### WRITTEN PROBLEM
Write out all of the entries that follow, word for word, but skip the pictures.

### Recorded data

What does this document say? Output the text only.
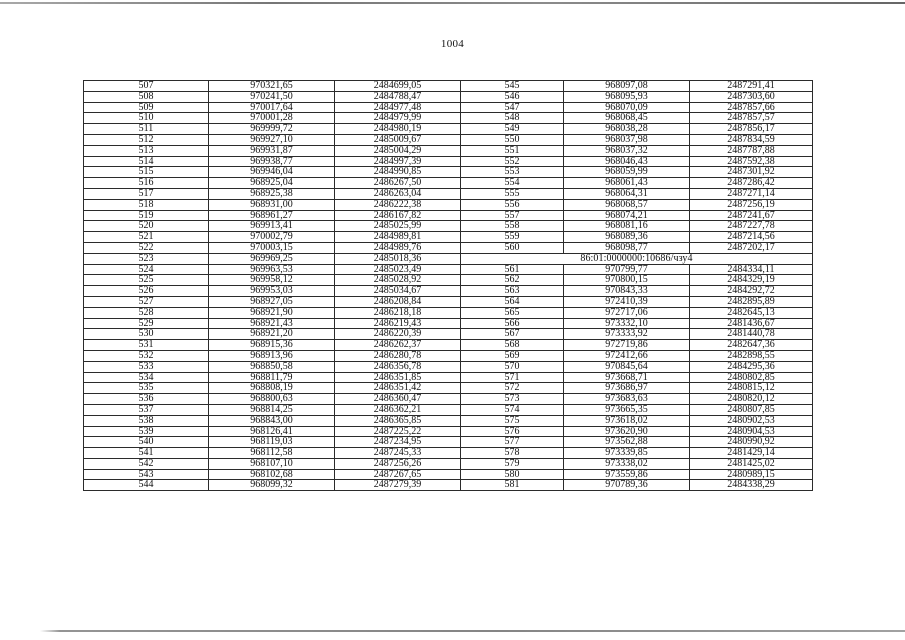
1004
507	970321,65	2484699,05	545	968097,08	2487291,41
508	970241,50	2484788,47	546	968095,93	2487303,60
509	970017,64	2484977,48	547	968070,09	2487857,66
510	970001,28	2484979,99	548	968068,45	2487857,57
511	969999,72	2484980,19	549	968038,28	2487856,17
512	969927,10	2485009,67	550	968037,98	2487834,59
513	969931,87	2485004,29	551	968037,32	2487787,88
514	969938,77	2484997,39	552	968046,43	2487592,38
515	969946,04	2484990,85	553	968059,99	2487301,92
516	968925,04	2486267,50	554	968061,43	2487286,42
517	968925,38	2486263,04	555	968064,31	2487271,14
518	968931,00	2486222,38	556	968068,57	2487256,19
519	968961,27	2486167,82	557	968074,21	2487241,67
520	969913,41	2485025,99	558	968081,16	2487227,78
521	970002,79	2484989,81	559	968089,36	2487214,56
522	970003,15	2484989,76	560	968098,77	2487202,17
523	969969,25	2485018,36	86:01:0000000:10686/чзу4		
524	969963,53	2485023,49	561	970799,77	2484334,11
525	969958,12	2485028,92	562	970800,15	2484329,19
526	969953,03	2485034,67	563	970843,33	2484292,72
527	968927,05	2486208,84	564	972410,39	2482895,89
528	968921,90	2486218,18	565	972717,06	2482645,13
529	968921,43	2486219,43	566	973332,10	2481436,67
530	968921,20	2486220,39	567	973333,92	2481440,78
531	968915,36	2486262,37	568	972719,86	2482647,36
532	968913,96	2486280,78	569	972412,66	2482898,55
533	968850,58	2486356,78	570	970845,64	2484295,36
534	968811,79	2486351,85	571	973668,71	2480802,85
535	968808,19	2486351,42	572	973686,97	2480815,12
536	968800,63	2486360,47	573	973683,63	2480820,12
537	968814,25	2486362,21	574	973665,35	2480807,85
538	968843,00	2486365,85	575	973618,02	2480902,53
539	968126,41	2487225,22	576	973620,90	2480904,53
540	968119,03	2487234,95	577	973562,88	2480990,92
541	968112,58	2487245,33	578	973339,85	2481429,14
542	968107,10	2487256,26	579	973338,02	2481425,02
543	968102,68	2487267,65	580	973559,86	2480989,15
544	968099,32	2487279,39	581	970789,36	2484338,29
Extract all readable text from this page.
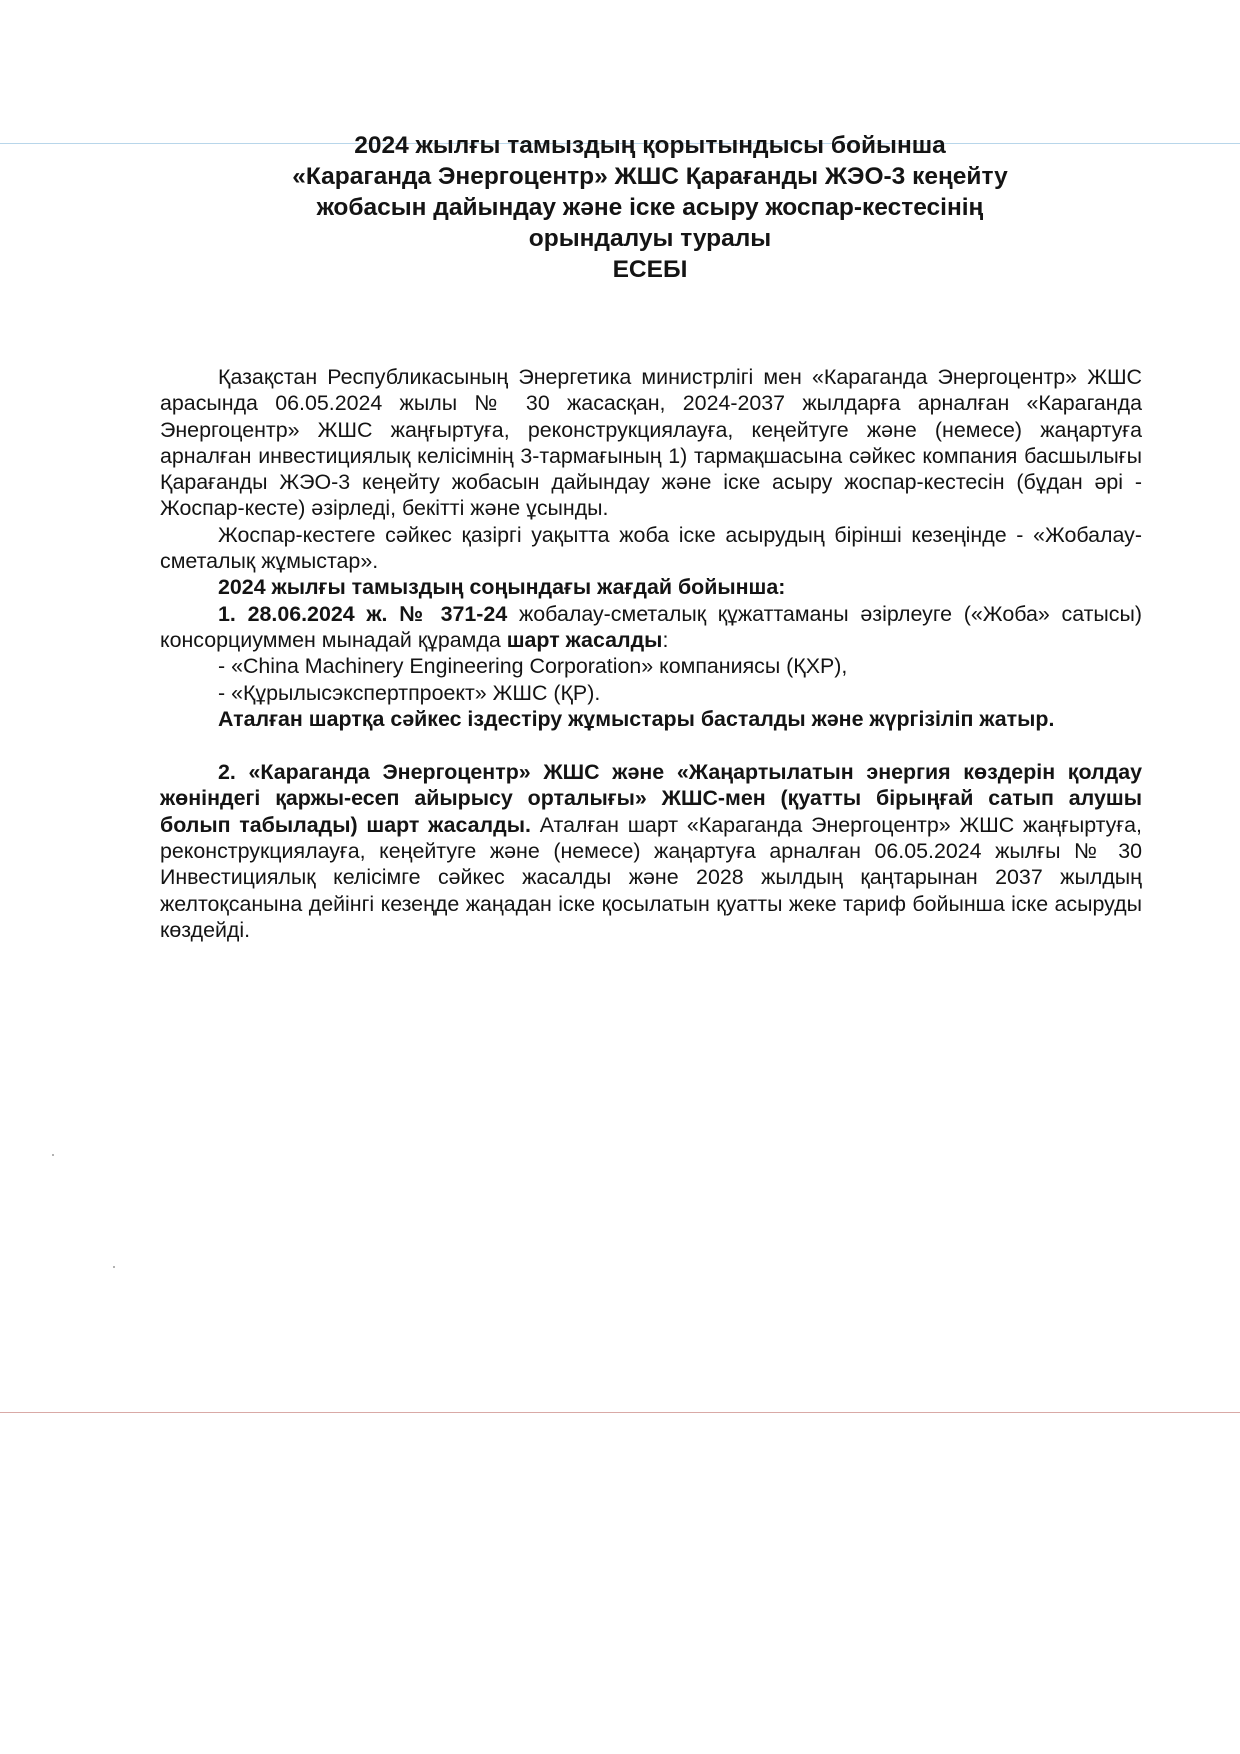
2024 жылғы тамыздың қорытындысы бойынша
«Караганда Энергоцентр» ЖШС Қарағанды ЖЭО-3 кеңейту
жобасын дайындау және іске асыру жоспар-кестесінің
орындалуы туралы
ЕСЕБІ

Қазақстан Республикасының Энергетика министрлігі мен «Караганда Энергоцентр» ЖШС арасында 06.05.2024 жылы № 30 жасасқан, 2024-2037 жылдарға арналған «Караганда Энергоцентр» ЖШС жаңғыртуға, реконструкциялауға, кеңейтуге және (немесе) жаңартуға арналған инвестициялық келісімнің 3-тармағының 1) тармақшасына сәйкес компания басшылығы Қарағанды ЖЭО-3 кеңейту жобасын дайындау және іске асыру жоспар-кестесін (бұдан әрі - Жоспар-кесте) әзірледі, бекітті және ұсынды.

Жоспар-кестеге сәйкес қазіргі уақытта жоба іске асырудың бірінші кезеңінде - «Жобалау-сметалық жұмыстар».

2024 жылғы тамыздың соңындағы жағдай бойынша:

1. 28.06.2024 ж. № 371-24 жобалау-сметалық құжаттаманы әзірлеуге («Жоба» сатысы) консорциуммен мынадай құрамда шарт жасалды:

- «China Machinery Engineering Corporation» компаниясы (ҚХР),

- «Құрылысэкспертпроект» ЖШС (ҚР).

Аталған шартқа сәйкес іздестіру жұмыстары басталды және жүргізіліп жатыр.

2. «Караганда Энергоцентр» ЖШС және «Жаңартылатын энергия көздерін қолдау жөніндегі қаржы-есеп айырысу орталығы» ЖШС-мен (қуатты бірыңғай сатып алушы болып табылады) шарт жасалды. Аталған шарт «Караганда Энергоцентр» ЖШС жаңғыртуға, реконструкциялауға, кеңейтуге және (немесе) жаңартуға арналған 06.05.2024 жылғы № 30 Инвестициялық келісімге сәйкес жасалды және 2028 жылдың қаңтарынан 2037 жылдың желтоқсанына дейінгі кезеңде жаңадан іске қосылатын қуатты жеке тариф бойынша іске асыруды көздейді.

### FINISHED TASK
What does this document say? Output the text only.
1004
507	970321,65	2484699,05	545	968097,08	2487291,41
508	970241,50	2484788,47	546	968095,93	2487303,60
509	970017,64	2484977,48	547	968070,09	2487857,66
510	970001,28	2484979,99	548	968068,45	2487857,57
511	969999,72	2484980,19	549	968038,28	2487856,17
512	969927,10	2485009,67	550	968037,98	2487834,59
513	969931,87	2485004,29	551	968037,32	2487787,88
514	969938,77	2484997,39	552	968046,43	2487592,38
515	969946,04	2484990,85	553	968059,99	2487301,92
516	968925,04	2486267,50	554	968061,43	2487286,42
517	968925,38	2486263,04	555	968064,31	2487271,14
518	968931,00	2486222,38	556	968068,57	2487256,19
519	968961,27	2486167,82	557	968074,21	2487241,67
520	969913,41	2485025,99	558	968081,16	2487227,78
521	970002,79	2484989,81	559	968089,36	2487214,56
522	970003,15	2484989,76	560	968098,77	2487202,17
523	969969,25	2485018,36	86:01:0000000:10686/чзу4		
524	969963,53	2485023,49	561	970799,77	2484334,11
525	969958,12	2485028,92	562	970800,15	2484329,19
526	969953,03	2485034,67	563	970843,33	2484292,72
527	968927,05	2486208,84	564	972410,39	2482895,89
528	968921,90	2486218,18	565	972717,06	2482645,13
529	968921,43	2486219,43	566	973332,10	2481436,67
530	968921,20	2486220,39	567	973333,92	2481440,78
531	968915,36	2486262,37	568	972719,86	2482647,36
532	968913,96	2486280,78	569	972412,66	2482898,55
533	968850,58	2486356,78	570	970845,64	2484295,36
534	968811,79	2486351,85	571	973668,71	2480802,85
535	968808,19	2486351,42	572	973686,97	2480815,12
536	968800,63	2486360,47	573	973683,63	2480820,12
537	968814,25	2486362,21	574	973665,35	2480807,85
538	968843,00	2486365,85	575	973618,02	2480902,53
539	968126,41	2487225,22	576	973620,90	2480904,53
540	968119,03	2487234,95	577	973562,88	2480990,92
541	968112,58	2487245,33	578	973339,85	2481429,14
542	968107,10	2487256,26	579	973338,02	2481425,02
543	968102,68	2487267,65	580	973559,86	2480989,15
544	968099,32	2487279,39	581	970789,36	2484338,29
Extract all readable text from this page.
2024 жылғы тамыздың қорытындысы бойынша
«Караганда Энергоцентр» ЖШС Қарағанды ЖЭО-3 кеңейту
жобасын дайындау және іске асыру жоспар-кестесінің
орындалуы туралы
ЕСЕБІ

Қазақстан Республикасының Энергетика министрлігі мен «Караганда Энергоцентр» ЖШС арасында 06.05.2024 жылы № 30 жасасқан, 2024-2037 жылдарға арналған «Караганда Энергоцентр» ЖШС жаңғыртуға, реконструкциялауға, кеңейтуге және (немесе) жаңартуға арналған инвестициялық келісімнің 3-тармағының 1) тармақшасына сәйкес компания басшылығы Қарағанды ЖЭО-3 кеңейту жобасын дайындау және іске асыру жоспар-кестесін (бұдан әрі - Жоспар-кесте) әзірледі, бекітті және ұсынды.

Жоспар-кестеге сәйкес қазіргі уақытта жоба іске асырудың бірінші кезеңінде - «Жобалау-сметалық жұмыстар».

2024 жылғы тамыздың соңындағы жағдай бойынша:

1. 28.06.2024 ж. № 371-24 жобалау-сметалық құжаттаманы әзірлеуге («Жоба» сатысы) консорциуммен мынадай құрамда шарт жасалды:

- «China Machinery Engineering Corporation» компаниясы (ҚХР),

- «Құрылысэкспертпроект» ЖШС (ҚР).

Аталған шартқа сәйкес іздестіру жұмыстары басталды және жүргізіліп жатыр.

2. «Караганда Энергоцентр» ЖШС және «Жаңартылатын энергия көздерін қолдау жөніндегі қаржы-есеп айырысу орталығы» ЖШС-мен (қуатты бірыңғай сатып алушы болып табылады) шарт жасалды. Аталған шарт «Караганда Энергоцентр» ЖШС жаңғыртуға, реконструкциялауға, кеңейтуге және (немесе) жаңартуға арналған 06.05.2024 жылғы № 30 Инвестициялық келісімге сәйкес жасалды және 2028 жылдың қаңтарынан 2037 жылдың желтоқсанына дейінгі кезеңде жаңадан іске қосылатын қуатты жеке тариф бойынша іске асыруды көздейді.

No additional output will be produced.